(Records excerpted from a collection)
"""
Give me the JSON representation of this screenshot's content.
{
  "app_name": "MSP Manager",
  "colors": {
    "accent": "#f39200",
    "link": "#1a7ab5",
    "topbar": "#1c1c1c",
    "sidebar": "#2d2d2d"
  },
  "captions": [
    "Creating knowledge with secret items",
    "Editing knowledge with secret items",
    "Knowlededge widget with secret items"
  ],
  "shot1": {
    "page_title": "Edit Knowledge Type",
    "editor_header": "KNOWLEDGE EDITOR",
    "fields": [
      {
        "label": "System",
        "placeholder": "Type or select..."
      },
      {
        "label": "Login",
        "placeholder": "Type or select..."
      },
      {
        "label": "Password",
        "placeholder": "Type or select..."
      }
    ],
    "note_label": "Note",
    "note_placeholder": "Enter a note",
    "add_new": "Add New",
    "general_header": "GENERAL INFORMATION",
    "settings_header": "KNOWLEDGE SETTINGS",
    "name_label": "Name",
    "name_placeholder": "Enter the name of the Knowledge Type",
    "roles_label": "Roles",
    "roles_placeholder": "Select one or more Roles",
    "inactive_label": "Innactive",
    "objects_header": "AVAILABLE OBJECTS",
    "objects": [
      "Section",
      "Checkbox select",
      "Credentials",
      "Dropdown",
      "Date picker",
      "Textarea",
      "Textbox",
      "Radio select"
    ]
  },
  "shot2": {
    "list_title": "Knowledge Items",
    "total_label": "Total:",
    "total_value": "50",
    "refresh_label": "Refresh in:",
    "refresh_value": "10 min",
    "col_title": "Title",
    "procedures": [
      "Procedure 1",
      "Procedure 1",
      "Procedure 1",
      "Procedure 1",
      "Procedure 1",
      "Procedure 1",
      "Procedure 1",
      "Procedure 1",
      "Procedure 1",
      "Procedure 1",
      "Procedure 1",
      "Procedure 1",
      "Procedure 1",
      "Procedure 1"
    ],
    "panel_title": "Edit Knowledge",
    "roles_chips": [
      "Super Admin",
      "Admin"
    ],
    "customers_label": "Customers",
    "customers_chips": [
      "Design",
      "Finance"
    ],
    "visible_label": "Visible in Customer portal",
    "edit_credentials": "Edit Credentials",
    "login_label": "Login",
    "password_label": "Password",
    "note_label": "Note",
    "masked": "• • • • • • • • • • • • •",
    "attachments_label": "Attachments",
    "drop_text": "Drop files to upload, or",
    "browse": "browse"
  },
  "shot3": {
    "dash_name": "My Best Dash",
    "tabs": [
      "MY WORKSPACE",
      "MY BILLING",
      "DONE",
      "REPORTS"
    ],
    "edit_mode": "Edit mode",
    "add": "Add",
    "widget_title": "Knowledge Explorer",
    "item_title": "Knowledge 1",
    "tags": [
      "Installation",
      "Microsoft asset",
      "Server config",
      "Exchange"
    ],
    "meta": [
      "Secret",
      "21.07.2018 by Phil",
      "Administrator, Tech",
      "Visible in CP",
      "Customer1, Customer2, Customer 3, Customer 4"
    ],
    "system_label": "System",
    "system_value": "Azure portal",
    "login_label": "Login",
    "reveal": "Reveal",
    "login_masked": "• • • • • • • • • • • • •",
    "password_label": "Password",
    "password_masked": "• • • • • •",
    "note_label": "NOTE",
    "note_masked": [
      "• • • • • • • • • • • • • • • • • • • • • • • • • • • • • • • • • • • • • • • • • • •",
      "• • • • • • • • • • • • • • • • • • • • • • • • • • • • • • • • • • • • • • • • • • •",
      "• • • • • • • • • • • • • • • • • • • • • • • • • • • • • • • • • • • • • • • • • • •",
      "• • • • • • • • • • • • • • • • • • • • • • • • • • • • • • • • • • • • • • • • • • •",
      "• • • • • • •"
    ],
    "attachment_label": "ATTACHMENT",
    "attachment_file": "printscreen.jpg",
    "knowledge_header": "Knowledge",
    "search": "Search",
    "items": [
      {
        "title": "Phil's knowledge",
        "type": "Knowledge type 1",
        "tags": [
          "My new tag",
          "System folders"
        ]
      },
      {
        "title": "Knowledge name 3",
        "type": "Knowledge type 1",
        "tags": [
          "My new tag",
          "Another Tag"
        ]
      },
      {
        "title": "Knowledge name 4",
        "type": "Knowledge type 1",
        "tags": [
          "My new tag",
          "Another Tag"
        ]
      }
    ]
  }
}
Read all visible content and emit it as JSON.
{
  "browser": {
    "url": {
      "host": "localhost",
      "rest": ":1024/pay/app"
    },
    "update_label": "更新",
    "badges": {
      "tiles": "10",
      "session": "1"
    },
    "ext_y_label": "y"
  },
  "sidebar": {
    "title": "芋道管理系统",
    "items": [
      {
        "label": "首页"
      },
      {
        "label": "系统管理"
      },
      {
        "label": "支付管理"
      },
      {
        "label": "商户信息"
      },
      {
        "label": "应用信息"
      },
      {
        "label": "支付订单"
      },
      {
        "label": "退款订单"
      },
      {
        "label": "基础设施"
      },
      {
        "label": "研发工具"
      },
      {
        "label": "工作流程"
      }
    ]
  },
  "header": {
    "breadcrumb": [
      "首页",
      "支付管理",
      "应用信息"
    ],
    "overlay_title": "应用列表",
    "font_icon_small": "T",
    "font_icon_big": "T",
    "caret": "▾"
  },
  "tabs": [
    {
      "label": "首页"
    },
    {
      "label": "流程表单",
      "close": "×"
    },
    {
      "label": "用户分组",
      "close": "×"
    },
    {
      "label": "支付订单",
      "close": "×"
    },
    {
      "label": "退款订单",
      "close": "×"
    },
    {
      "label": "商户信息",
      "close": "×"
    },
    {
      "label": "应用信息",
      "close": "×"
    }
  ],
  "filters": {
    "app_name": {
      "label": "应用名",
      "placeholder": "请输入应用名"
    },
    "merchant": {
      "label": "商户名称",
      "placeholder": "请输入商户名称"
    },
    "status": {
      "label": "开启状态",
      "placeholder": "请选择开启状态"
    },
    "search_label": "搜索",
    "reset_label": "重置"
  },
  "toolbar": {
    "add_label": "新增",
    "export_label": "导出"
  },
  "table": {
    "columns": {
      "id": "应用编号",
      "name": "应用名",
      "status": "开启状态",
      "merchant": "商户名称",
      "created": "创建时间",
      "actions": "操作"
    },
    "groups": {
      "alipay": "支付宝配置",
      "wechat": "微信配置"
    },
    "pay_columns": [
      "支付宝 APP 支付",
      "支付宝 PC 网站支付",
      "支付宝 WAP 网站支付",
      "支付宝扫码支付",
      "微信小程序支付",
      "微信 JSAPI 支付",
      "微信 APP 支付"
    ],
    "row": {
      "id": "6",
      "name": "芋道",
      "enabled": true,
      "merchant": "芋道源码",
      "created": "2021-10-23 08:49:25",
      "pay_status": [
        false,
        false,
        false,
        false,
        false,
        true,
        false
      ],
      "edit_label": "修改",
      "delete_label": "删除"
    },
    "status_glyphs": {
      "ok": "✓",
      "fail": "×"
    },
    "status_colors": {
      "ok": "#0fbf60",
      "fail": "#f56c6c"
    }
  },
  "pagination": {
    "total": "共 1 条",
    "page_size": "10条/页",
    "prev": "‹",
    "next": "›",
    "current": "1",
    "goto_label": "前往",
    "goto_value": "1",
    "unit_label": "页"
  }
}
"""
OBJECTIVE: Report the number of lines in the listing above that include the word "with", and nothing else.

FINAL RESULT: 3